» Challenge
Examine the records and identify each line that includes the string "ether". Copy those lines.

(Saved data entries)
————
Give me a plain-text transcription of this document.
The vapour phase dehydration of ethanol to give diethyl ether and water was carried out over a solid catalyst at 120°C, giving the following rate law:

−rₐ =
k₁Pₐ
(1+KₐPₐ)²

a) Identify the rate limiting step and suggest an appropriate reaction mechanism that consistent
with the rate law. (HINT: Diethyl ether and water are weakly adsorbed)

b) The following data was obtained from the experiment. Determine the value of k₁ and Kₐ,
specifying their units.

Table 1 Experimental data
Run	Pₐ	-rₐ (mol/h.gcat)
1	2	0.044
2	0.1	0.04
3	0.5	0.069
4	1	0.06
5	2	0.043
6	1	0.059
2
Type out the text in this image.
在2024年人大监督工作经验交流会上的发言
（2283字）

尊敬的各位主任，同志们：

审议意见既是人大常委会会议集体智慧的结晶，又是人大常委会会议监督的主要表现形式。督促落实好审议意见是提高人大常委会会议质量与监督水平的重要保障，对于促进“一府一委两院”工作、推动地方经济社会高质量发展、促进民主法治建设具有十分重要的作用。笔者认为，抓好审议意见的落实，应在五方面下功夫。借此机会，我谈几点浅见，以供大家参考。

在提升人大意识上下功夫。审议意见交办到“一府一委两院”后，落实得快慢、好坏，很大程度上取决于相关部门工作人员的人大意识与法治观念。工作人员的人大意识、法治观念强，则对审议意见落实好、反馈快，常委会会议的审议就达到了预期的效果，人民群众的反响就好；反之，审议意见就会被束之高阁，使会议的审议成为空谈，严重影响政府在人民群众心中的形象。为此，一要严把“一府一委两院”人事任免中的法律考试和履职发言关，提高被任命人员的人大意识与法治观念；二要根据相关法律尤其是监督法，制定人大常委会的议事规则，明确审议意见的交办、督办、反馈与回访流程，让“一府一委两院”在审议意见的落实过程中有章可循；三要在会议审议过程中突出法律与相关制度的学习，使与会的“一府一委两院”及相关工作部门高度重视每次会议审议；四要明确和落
————
» Answer to the exercise
The vapour phase dehydration of ethanol to give diethyl ether and water was carried out over a solid catalyst at 120°C, giving the following rate law:
with the rate law. (HINT: Diethyl ether and water are weakly adsorbed)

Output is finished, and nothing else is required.